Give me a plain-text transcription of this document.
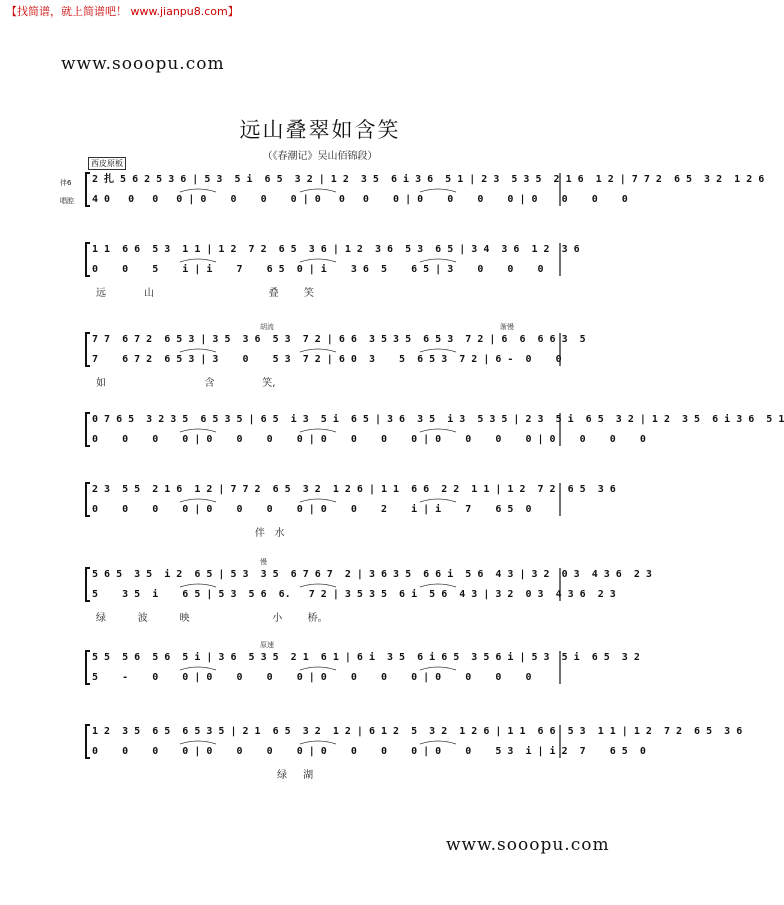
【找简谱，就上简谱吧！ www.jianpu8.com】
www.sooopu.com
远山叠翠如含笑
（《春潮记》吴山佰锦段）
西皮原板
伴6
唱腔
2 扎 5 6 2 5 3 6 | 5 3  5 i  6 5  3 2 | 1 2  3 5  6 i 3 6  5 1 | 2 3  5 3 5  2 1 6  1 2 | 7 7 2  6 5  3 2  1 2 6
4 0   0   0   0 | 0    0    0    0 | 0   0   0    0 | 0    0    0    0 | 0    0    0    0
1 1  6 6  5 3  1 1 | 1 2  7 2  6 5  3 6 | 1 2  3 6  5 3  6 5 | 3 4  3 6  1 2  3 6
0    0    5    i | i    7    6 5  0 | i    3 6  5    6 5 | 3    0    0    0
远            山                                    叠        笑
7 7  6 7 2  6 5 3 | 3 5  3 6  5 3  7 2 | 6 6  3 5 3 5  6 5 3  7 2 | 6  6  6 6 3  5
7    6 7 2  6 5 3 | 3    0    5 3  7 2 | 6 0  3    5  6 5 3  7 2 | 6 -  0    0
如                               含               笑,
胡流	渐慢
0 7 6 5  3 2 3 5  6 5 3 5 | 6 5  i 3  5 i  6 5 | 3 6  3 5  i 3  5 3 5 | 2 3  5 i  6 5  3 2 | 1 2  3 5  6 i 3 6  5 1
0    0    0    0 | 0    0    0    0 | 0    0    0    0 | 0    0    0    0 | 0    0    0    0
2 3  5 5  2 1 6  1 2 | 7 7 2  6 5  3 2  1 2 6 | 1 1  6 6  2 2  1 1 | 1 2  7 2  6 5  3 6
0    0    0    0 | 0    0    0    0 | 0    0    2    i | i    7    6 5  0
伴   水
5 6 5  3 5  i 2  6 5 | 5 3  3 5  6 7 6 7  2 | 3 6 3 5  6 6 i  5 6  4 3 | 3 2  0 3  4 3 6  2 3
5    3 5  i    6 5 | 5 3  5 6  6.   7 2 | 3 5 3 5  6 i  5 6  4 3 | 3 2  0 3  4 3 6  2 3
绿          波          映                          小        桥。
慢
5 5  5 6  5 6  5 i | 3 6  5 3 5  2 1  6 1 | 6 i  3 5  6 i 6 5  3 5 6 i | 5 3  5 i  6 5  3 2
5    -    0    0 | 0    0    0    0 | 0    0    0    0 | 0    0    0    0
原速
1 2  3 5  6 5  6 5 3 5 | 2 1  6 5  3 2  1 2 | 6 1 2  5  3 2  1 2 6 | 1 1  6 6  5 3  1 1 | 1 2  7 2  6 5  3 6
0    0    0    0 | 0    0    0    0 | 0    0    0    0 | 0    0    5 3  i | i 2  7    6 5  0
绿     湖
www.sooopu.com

=-=-=

Directive: Leave the pictures out and copy the rest of the data exactly.

Written solution:
Give me a plain-text transcription of this document.
【找简谱，就上简谱吧！ www.jianpu8.com】
www.sooopu.com
远山叠翠如含笑
（《春潮记》吴山佰锦段）
西皮原板
伴6
唱腔
2 扎 5 6 2 5 3 6 | 5 3  5 i  6 5  3 2 | 1 2  3 5  6 i 3 6  5 1 | 2 3  5 3 5  2 1 6  1 2 | 7 7 2  6 5  3 2  1 2 6
4 0   0   0   0 | 0    0    0    0 | 0   0   0    0 | 0    0    0    0 | 0    0    0    0
1 1  6 6  5 3  1 1 | 1 2  7 2  6 5  3 6 | 1 2  3 6  5 3  6 5 | 3 4  3 6  1 2  3 6
0    0    5    i | i    7    6 5  0 | i    3 6  5    6 5 | 3    0    0    0
远            山                                    叠        笑
7 7  6 7 2  6 5 3 | 3 5  3 6  5 3  7 2 | 6 6  3 5 3 5  6 5 3  7 2 | 6  6  6 6 3  5
7    6 7 2  6 5 3 | 3    0    5 3  7 2 | 6 0  3    5  6 5 3  7 2 | 6 -  0    0
如                               含               笑,
胡流	渐慢
0 7 6 5  3 2 3 5  6 5 3 5 | 6 5  i 3  5 i  6 5 | 3 6  3 5  i 3  5 3 5 | 2 3  5 i  6 5  3 2 | 1 2  3 5  6 i 3 6  5 1
0    0    0    0 | 0    0    0    0 | 0    0    0    0 | 0    0    0    0 | 0    0    0    0
2 3  5 5  2 1 6  1 2 | 7 7 2  6 5  3 2  1 2 6 | 1 1  6 6  2 2  1 1 | 1 2  7 2  6 5  3 6
0    0    0    0 | 0    0    0    0 | 0    0    2    i | i    7    6 5  0
伴   水
5 6 5  3 5  i 2  6 5 | 5 3  3 5  6 7 6 7  2 | 3 6 3 5  6 6 i  5 6  4 3 | 3 2  0 3  4 3 6  2 3
5    3 5  i    6 5 | 5 3  5 6  6.   7 2 | 3 5 3 5  6 i  5 6  4 3 | 3 2  0 3  4 3 6  2 3
绿          波          映                          小        桥。
慢
5 5  5 6  5 6  5 i | 3 6  5 3 5  2 1  6 1 | 6 i  3 5  6 i 6 5  3 5 6 i | 5 3  5 i  6 5  3 2
5    -    0    0 | 0    0    0    0 | 0    0    0    0 | 0    0    0    0
原速
1 2  3 5  6 5  6 5 3 5 | 2 1  6 5  3 2  1 2 | 6 1 2  5  3 2  1 2 6 | 1 1  6 6  5 3  1 1 | 1 2  7 2  6 5  3 6
0    0    0    0 | 0    0    0    0 | 0    0    0    0 | 0    0    5 3  i | i 2  7    6 5  0
绿     湖
www.sooopu.com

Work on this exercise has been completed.